-- start DATA PROVIDED --

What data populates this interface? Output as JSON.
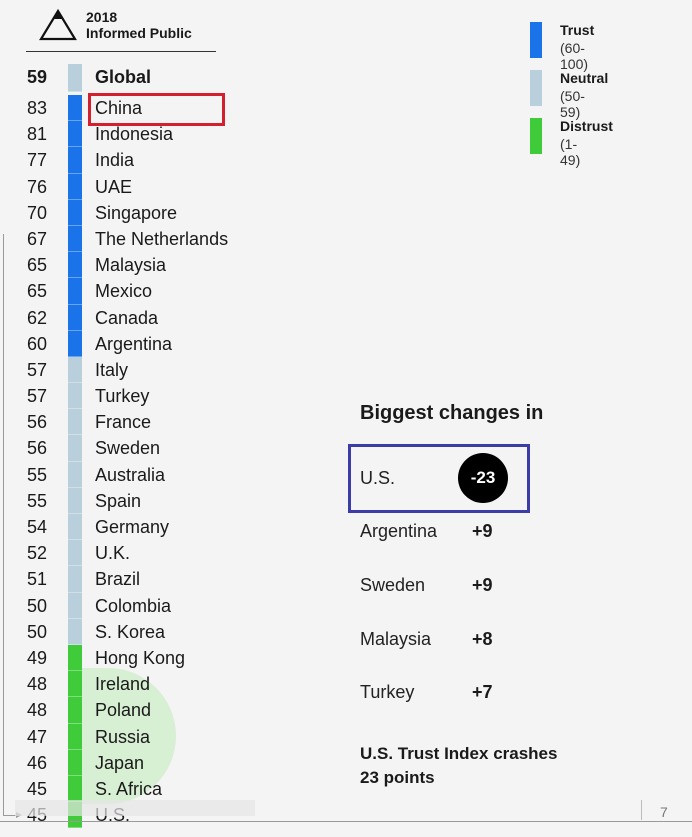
{
  "header": {
    "year": "2018",
    "audience": "Informed Public",
    "logo_icon": "mountain-triangle-icon"
  },
  "legend": [
    {
      "label": "Trust",
      "range": "(60-100)",
      "color": "#1a73e8"
    },
    {
      "label": "Neutral",
      "range": "(50-59)",
      "color": "#b9cfdb"
    },
    {
      "label": "Distrust",
      "range": "(1-49)",
      "color": "#3fcb3a"
    }
  ],
  "chart_data": {
    "type": "table",
    "title": "2018 Informed Public Trust Index",
    "categories": [
      "Global",
      "China",
      "Indonesia",
      "India",
      "UAE",
      "Singapore",
      "The Netherlands",
      "Malaysia",
      "Mexico",
      "Canada",
      "Argentina",
      "Italy",
      "Turkey",
      "France",
      "Sweden",
      "Australia",
      "Spain",
      "Germany",
      "U.K.",
      "Brazil",
      "Colombia",
      "S. Korea",
      "Hong Kong",
      "Ireland",
      "Poland",
      "Russia",
      "Japan",
      "S. Africa",
      "U.S."
    ],
    "values": [
      59,
      83,
      81,
      77,
      76,
      70,
      67,
      65,
      65,
      62,
      60,
      57,
      57,
      56,
      56,
      55,
      55,
      54,
      52,
      51,
      50,
      50,
      49,
      48,
      48,
      47,
      46,
      45,
      45
    ],
    "thresholds": {
      "trust_min": 60,
      "neutral_min": 50
    },
    "highlighted": [
      "China"
    ],
    "changes": {
      "title": "Biggest changes in",
      "items": [
        {
          "country": "U.S.",
          "change": "-23",
          "highlighted": true
        },
        {
          "country": "Argentina",
          "change": "+9"
        },
        {
          "country": "Sweden",
          "change": "+9"
        },
        {
          "country": "Malaysia",
          "change": "+8"
        },
        {
          "country": "Turkey",
          "change": "+7"
        }
      ]
    }
  },
  "note": {
    "line1": "U.S. Trust Index crashes",
    "line2": "23 points"
  },
  "page_number": "7"
}
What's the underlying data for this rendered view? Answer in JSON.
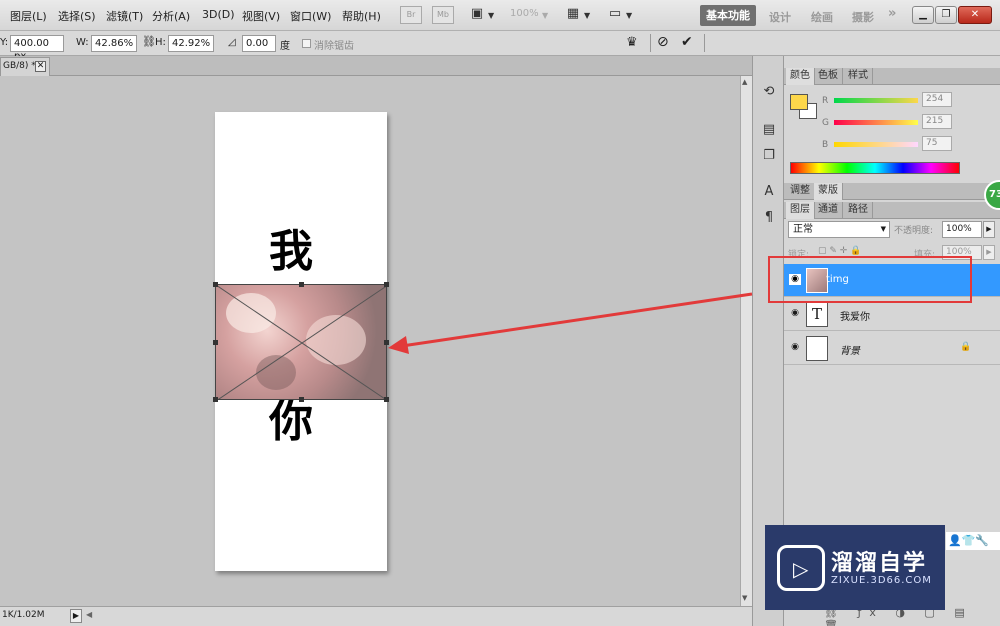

-- end DATA PROVIDED --

▶ _DO THIS_: Would you set down the listing exactly, omitting pictures?

▶ _FULL SOLUTION_:
What data populates this interface? Output as JSON.
{
  "header": {
    "year": "2018",
    "audience": "Informed Public",
    "logo_icon": "mountain-triangle-icon"
  },
  "legend": [
    {
      "label": "Trust",
      "range": "(60-100)",
      "color": "#1a73e8"
    },
    {
      "label": "Neutral",
      "range": "(50-59)",
      "color": "#b9cfdb"
    },
    {
      "label": "Distrust",
      "range": "(1-49)",
      "color": "#3fcb3a"
    }
  ],
  "chart_data": {
    "type": "table",
    "title": "2018 Informed Public Trust Index",
    "categories": [
      "Global",
      "China",
      "Indonesia",
      "India",
      "UAE",
      "Singapore",
      "The Netherlands",
      "Malaysia",
      "Mexico",
      "Canada",
      "Argentina",
      "Italy",
      "Turkey",
      "France",
      "Sweden",
      "Australia",
      "Spain",
      "Germany",
      "U.K.",
      "Brazil",
      "Colombia",
      "S. Korea",
      "Hong Kong",
      "Ireland",
      "Poland",
      "Russia",
      "Japan",
      "S. Africa",
      "U.S."
    ],
    "values": [
      59,
      83,
      81,
      77,
      76,
      70,
      67,
      65,
      65,
      62,
      60,
      57,
      57,
      56,
      56,
      55,
      55,
      54,
      52,
      51,
      50,
      50,
      49,
      48,
      48,
      47,
      46,
      45,
      45
    ],
    "thresholds": {
      "trust_min": 60,
      "neutral_min": 50
    },
    "highlighted": [
      "China"
    ],
    "changes": {
      "title": "Biggest changes in",
      "items": [
        {
          "country": "U.S.",
          "change": "-23",
          "highlighted": true
        },
        {
          "country": "Argentina",
          "change": "+9"
        },
        {
          "country": "Sweden",
          "change": "+9"
        },
        {
          "country": "Malaysia",
          "change": "+8"
        },
        {
          "country": "Turkey",
          "change": "+7"
        }
      ]
    }
  },
  "note": {
    "line1": "U.S. Trust Index crashes",
    "line2": "23 points"
  },
  "page_number": "7"
}
What's the underlying data for this rendered view? Answer in JSON.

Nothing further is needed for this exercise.